Required work: Pick out and copy every line below that has the word "Total".

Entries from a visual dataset
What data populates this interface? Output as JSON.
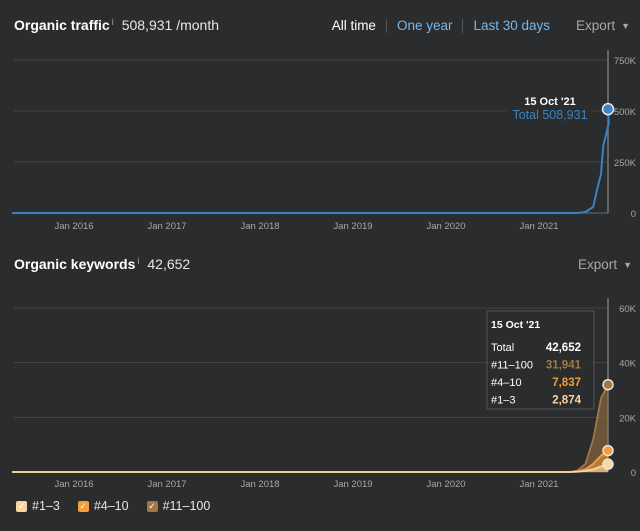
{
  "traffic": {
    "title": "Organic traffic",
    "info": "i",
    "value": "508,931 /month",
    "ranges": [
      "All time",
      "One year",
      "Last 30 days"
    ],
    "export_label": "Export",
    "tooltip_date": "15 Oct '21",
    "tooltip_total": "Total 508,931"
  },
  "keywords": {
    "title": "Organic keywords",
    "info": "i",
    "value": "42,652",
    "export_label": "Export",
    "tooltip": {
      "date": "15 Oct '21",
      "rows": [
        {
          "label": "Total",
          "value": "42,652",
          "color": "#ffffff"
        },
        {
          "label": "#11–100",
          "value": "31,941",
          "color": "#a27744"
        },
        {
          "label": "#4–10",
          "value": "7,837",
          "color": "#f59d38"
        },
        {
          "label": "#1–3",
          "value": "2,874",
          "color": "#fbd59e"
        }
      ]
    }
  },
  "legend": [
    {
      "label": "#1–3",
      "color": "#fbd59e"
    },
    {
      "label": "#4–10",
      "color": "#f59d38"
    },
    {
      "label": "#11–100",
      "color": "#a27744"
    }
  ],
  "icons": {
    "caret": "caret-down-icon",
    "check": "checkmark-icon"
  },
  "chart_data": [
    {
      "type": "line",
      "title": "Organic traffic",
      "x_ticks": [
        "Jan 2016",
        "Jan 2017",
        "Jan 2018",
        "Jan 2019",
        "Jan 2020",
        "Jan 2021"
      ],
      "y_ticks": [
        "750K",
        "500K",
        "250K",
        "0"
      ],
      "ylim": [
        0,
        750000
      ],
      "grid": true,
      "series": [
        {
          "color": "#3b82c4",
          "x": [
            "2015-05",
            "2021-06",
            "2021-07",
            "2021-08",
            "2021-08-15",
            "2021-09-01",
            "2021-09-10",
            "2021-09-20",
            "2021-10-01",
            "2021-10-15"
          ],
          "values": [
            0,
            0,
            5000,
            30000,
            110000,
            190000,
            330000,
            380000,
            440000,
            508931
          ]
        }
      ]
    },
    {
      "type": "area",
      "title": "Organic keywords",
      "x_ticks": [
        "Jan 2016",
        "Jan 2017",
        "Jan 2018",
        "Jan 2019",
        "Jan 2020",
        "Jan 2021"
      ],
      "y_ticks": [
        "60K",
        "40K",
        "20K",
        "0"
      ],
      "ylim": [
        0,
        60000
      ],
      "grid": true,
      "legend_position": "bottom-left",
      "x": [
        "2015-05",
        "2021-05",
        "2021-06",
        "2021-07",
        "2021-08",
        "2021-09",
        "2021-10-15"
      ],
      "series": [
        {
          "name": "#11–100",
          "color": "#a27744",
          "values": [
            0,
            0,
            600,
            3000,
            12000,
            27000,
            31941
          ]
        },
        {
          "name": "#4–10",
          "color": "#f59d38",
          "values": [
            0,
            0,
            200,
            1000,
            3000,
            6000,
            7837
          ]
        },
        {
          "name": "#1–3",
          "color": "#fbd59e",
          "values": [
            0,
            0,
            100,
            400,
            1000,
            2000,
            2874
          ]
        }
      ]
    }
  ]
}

==

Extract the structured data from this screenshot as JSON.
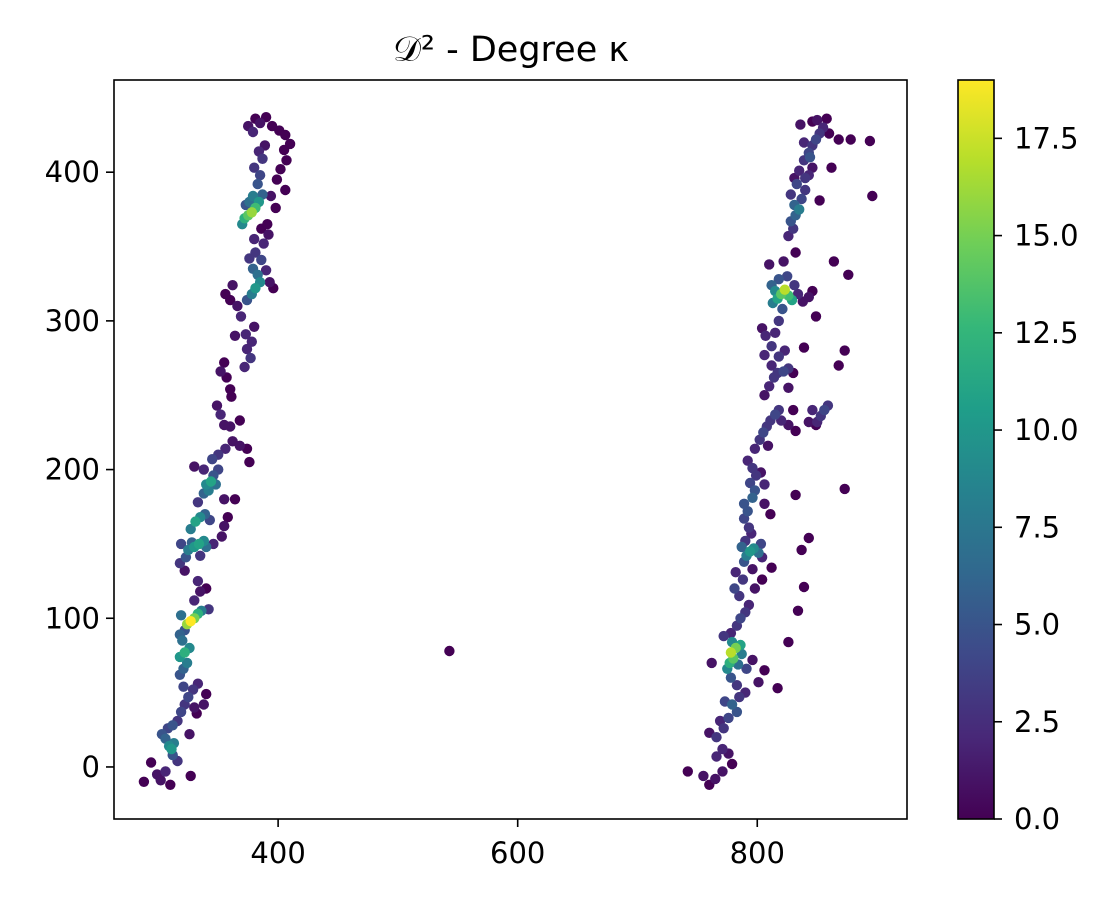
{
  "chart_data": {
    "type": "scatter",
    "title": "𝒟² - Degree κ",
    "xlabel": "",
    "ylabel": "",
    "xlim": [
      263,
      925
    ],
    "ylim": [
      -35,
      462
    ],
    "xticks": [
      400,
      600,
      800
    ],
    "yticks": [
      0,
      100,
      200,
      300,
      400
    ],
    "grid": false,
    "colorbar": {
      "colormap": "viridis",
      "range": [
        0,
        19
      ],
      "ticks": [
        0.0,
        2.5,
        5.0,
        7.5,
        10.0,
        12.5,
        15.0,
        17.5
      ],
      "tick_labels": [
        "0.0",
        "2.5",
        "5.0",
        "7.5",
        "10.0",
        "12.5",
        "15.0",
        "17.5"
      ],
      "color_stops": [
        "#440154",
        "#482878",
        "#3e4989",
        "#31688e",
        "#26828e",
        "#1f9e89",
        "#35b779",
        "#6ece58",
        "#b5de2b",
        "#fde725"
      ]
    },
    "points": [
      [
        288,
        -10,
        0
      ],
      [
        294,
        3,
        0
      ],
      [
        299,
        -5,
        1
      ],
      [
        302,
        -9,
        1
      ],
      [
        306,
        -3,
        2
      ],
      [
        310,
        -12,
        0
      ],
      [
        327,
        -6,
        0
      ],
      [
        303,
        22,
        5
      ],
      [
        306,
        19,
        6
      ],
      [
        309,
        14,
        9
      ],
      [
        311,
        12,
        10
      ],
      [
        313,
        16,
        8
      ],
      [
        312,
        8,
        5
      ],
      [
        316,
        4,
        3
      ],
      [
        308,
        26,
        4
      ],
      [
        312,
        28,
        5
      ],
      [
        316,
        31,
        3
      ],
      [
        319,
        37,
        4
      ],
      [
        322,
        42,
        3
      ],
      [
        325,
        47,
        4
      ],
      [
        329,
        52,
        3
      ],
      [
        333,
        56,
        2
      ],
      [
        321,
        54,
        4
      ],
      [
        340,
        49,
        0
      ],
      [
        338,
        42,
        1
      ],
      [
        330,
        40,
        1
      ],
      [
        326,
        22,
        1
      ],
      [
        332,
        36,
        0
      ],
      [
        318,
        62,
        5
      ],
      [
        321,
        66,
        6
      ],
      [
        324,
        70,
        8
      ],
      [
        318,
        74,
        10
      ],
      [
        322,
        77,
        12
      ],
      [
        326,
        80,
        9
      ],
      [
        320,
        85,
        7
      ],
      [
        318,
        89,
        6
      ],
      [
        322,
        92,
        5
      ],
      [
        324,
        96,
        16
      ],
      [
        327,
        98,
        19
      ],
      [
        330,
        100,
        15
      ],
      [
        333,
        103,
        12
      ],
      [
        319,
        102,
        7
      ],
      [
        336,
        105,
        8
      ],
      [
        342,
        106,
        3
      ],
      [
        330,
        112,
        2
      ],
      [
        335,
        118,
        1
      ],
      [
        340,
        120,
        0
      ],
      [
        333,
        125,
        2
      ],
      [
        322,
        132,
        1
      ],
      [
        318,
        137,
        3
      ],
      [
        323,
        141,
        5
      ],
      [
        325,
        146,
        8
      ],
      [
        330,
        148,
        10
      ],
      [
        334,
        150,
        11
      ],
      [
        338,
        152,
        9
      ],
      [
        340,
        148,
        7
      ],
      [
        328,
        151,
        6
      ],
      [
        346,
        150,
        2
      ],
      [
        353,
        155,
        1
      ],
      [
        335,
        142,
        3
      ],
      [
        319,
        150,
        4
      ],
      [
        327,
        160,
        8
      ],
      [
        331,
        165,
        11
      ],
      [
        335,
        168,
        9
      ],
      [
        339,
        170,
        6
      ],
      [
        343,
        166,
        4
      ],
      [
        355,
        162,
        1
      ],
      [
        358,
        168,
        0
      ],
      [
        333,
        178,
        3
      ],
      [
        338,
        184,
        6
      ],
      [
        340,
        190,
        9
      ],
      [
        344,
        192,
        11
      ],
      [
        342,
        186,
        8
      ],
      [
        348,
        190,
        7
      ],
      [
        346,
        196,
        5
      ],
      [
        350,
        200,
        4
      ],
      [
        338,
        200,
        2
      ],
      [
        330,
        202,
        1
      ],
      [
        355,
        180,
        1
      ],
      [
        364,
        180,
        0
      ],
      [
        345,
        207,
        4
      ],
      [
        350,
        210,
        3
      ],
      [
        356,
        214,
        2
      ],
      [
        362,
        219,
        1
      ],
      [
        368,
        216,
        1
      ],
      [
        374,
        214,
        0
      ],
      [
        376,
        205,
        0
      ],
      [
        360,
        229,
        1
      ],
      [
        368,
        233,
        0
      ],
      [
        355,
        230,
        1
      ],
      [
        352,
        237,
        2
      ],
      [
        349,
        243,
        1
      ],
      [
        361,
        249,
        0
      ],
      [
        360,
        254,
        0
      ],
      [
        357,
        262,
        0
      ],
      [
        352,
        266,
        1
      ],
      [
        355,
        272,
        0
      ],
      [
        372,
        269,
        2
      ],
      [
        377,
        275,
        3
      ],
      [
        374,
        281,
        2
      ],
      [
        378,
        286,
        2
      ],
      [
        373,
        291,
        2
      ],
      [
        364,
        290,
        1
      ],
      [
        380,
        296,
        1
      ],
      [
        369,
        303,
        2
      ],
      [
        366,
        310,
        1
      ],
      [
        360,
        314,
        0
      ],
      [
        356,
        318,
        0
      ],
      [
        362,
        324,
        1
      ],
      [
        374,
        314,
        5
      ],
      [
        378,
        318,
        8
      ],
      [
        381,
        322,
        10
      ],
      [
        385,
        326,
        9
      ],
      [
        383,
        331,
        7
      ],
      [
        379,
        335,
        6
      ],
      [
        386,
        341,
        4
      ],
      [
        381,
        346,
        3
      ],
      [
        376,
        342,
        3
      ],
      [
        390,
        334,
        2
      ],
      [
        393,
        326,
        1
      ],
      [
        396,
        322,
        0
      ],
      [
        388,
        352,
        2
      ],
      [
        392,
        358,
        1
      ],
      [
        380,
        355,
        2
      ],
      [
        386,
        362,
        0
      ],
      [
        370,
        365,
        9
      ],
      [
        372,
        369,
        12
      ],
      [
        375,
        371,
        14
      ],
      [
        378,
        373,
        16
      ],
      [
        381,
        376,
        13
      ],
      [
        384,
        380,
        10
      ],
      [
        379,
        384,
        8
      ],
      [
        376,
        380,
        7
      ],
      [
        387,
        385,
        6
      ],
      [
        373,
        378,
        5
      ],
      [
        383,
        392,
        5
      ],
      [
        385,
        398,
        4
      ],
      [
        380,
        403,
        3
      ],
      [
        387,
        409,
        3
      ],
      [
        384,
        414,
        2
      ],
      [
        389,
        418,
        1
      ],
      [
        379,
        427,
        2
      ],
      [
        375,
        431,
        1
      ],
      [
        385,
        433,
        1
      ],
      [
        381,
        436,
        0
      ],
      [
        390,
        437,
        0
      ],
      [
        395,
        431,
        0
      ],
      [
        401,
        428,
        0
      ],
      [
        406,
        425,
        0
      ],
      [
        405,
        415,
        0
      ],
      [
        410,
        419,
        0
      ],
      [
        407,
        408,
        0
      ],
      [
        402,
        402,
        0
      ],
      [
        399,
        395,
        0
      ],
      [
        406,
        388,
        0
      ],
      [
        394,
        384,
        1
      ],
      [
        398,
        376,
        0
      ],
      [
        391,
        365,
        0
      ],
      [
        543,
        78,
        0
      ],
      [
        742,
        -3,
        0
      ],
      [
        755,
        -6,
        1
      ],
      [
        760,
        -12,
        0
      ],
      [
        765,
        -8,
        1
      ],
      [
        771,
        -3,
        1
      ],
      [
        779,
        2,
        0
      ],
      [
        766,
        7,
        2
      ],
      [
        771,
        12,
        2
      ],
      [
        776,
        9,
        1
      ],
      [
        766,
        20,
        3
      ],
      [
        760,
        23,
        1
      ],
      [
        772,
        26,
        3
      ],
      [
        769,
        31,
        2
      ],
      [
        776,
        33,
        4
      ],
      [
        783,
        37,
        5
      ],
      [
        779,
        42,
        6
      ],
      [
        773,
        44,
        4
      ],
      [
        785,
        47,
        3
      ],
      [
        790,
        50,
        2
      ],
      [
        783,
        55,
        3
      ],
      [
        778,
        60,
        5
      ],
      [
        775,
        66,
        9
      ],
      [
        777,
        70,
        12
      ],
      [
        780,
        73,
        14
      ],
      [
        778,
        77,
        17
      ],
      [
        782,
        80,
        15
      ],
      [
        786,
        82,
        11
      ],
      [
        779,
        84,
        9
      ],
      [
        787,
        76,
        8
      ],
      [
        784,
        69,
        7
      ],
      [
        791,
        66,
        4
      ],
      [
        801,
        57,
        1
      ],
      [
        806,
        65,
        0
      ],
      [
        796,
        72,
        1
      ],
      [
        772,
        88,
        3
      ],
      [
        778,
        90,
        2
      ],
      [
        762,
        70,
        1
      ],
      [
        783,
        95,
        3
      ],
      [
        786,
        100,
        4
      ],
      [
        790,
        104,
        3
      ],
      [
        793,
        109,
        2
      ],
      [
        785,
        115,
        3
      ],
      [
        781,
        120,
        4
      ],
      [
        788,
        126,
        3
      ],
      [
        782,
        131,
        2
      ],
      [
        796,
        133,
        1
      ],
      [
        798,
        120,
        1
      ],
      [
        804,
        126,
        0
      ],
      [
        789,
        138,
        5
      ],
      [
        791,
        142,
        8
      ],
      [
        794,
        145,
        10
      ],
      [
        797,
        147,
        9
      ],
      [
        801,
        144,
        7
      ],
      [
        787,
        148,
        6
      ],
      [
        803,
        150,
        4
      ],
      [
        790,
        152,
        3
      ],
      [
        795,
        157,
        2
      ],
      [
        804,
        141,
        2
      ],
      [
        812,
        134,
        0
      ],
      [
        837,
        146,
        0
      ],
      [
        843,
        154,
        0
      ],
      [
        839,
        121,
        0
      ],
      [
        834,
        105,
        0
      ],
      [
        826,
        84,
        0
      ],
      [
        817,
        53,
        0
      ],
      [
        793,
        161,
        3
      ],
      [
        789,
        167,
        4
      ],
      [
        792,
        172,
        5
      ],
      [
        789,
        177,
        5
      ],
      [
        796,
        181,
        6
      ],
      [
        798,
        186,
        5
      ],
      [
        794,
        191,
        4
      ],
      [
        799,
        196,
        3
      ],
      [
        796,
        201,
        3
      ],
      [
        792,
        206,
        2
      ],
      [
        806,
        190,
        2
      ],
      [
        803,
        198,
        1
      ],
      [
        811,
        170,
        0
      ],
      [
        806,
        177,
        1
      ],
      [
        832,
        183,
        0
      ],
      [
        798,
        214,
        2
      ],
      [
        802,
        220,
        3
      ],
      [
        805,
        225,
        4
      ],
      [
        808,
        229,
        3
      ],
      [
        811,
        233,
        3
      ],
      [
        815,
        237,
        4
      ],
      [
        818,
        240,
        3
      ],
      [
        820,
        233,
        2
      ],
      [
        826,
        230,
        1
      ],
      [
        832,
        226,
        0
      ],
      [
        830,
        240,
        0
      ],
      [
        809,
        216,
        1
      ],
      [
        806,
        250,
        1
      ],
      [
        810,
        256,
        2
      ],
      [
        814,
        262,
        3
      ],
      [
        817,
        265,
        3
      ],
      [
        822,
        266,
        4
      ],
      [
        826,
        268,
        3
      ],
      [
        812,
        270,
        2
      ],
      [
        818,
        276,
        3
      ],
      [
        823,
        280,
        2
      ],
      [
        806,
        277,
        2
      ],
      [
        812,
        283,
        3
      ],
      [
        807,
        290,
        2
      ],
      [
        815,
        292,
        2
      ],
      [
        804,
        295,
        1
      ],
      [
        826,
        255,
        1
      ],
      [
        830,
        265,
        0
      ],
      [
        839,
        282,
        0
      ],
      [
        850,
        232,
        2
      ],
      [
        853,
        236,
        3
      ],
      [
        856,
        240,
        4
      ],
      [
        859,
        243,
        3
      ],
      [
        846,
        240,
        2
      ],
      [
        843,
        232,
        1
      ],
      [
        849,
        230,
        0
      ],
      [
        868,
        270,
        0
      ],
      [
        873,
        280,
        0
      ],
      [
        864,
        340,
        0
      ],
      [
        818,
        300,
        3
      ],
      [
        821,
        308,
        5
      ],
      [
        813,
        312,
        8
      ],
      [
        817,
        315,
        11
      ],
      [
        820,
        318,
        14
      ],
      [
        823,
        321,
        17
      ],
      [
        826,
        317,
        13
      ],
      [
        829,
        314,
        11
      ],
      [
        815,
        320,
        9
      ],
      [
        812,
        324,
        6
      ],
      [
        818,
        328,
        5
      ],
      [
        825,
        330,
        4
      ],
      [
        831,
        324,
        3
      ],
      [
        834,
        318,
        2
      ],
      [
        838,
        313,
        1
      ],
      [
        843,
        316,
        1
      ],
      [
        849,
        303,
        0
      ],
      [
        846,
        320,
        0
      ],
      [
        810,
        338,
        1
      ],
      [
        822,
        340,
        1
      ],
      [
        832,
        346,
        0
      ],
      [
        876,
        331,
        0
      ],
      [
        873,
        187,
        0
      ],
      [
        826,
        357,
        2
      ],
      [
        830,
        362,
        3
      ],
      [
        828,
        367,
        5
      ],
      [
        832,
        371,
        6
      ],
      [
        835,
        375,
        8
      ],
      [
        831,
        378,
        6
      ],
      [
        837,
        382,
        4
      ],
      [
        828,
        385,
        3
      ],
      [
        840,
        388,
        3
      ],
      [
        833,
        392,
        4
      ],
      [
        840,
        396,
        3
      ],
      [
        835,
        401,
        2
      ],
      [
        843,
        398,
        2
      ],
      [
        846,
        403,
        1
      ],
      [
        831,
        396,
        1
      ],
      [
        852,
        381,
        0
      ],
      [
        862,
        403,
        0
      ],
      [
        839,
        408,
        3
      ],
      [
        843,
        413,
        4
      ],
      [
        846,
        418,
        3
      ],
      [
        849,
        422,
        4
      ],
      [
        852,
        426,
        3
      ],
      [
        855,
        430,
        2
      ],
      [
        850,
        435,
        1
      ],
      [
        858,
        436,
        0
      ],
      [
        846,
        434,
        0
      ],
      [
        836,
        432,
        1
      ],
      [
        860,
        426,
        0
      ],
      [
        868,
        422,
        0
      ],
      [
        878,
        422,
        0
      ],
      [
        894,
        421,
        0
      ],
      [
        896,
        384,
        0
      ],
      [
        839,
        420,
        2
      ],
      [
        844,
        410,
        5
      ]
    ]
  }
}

Written reply:
    "tooltip_total": "Total 508,931"
          "label": "Total",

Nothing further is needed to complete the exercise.